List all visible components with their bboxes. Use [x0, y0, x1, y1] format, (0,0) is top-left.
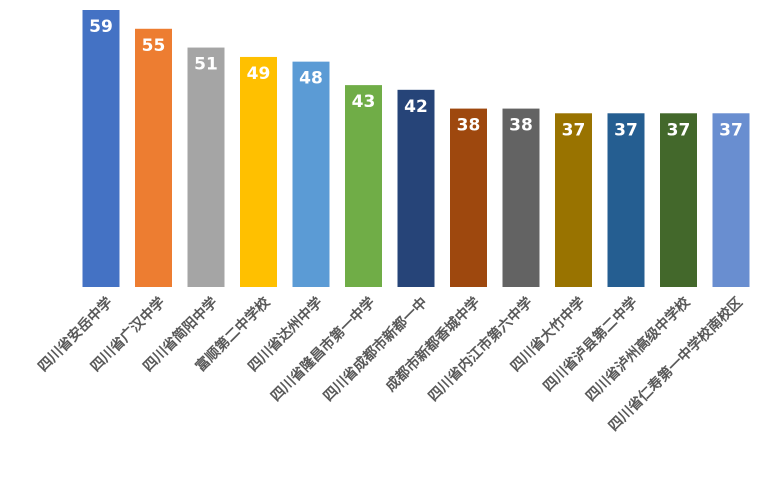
value-label: 48: [299, 69, 323, 89]
value-label: 38: [509, 116, 533, 136]
value-label: 42: [404, 97, 428, 117]
bar: [397, 89, 435, 287]
bar: [240, 56, 277, 287]
bar: [135, 28, 172, 287]
bar: [292, 61, 330, 287]
value-label: 37: [562, 120, 586, 140]
value-label: 43: [352, 92, 376, 112]
value-label: 37: [614, 120, 638, 140]
value-label: 49: [247, 64, 271, 84]
bar: [712, 113, 750, 287]
category-label: 成都市新都香城中学: [382, 294, 483, 395]
category-label: 四川省泸县第二中学: [540, 294, 641, 395]
bar: [345, 85, 382, 287]
category-label: 四川省内江市第六中学: [425, 294, 536, 405]
bar: [187, 47, 225, 287]
value-label: 37: [719, 120, 743, 140]
value-label: 38: [457, 116, 481, 136]
bar: [450, 108, 487, 287]
value-label: 37: [667, 120, 691, 140]
value-label: 59: [89, 17, 113, 37]
value-label: 51: [194, 55, 218, 75]
bar: [660, 113, 697, 287]
value-label: 55: [142, 36, 166, 56]
bar: [555, 113, 592, 287]
category-label: 四川省成都市新都一中: [320, 294, 431, 405]
category-label: 四川省隆昌市第一中学: [267, 294, 378, 405]
bar: [502, 108, 540, 287]
bar: [607, 113, 645, 287]
category-label: 四川省泸州高级中学校: [582, 293, 694, 405]
bar: [82, 10, 120, 287]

——

Update everything from the line containing "value-label: 48: [299, 69, 323, 89]" down to the end of the records by changing "value-label" to "data-label" and leaving all else unchanged.

**Solution to this task**
data-label: 48: [299, 69, 323, 89]
data-label: 38: [509, 116, 533, 136]
data-label: 42: [404, 97, 428, 117]
bar: [397, 89, 435, 287]
bar: [240, 56, 277, 287]
bar: [135, 28, 172, 287]
bar: [292, 61, 330, 287]
data-label: 37: [562, 120, 586, 140]
data-label: 43: [352, 92, 376, 112]
data-label: 37: [614, 120, 638, 140]
data-label: 49: [247, 64, 271, 84]
bar: [712, 113, 750, 287]
category-label: 成都市新都香城中学: [382, 294, 483, 395]
category-label: 四川省泸县第二中学: [540, 294, 641, 395]
bar: [345, 85, 382, 287]
category-label: 四川省内江市第六中学: [425, 294, 536, 405]
bar: [187, 47, 225, 287]
data-label: 37: [719, 120, 743, 140]
data-label: 38: [457, 116, 481, 136]
bar: [450, 108, 487, 287]
data-label: 37: [667, 120, 691, 140]
data-label: 59: [89, 17, 113, 37]
data-label: 51: [194, 55, 218, 75]
bar: [660, 113, 697, 287]
data-label: 55: [142, 36, 166, 56]
bar: [555, 113, 592, 287]
category-label: 四川省成都市新都一中: [320, 294, 431, 405]
category-label: 四川省隆昌市第一中学: [267, 294, 378, 405]
bar: [502, 108, 540, 287]
bar: [607, 113, 645, 287]
category-label: 四川省泸州高级中学校: [582, 293, 694, 405]
bar: [82, 10, 120, 287]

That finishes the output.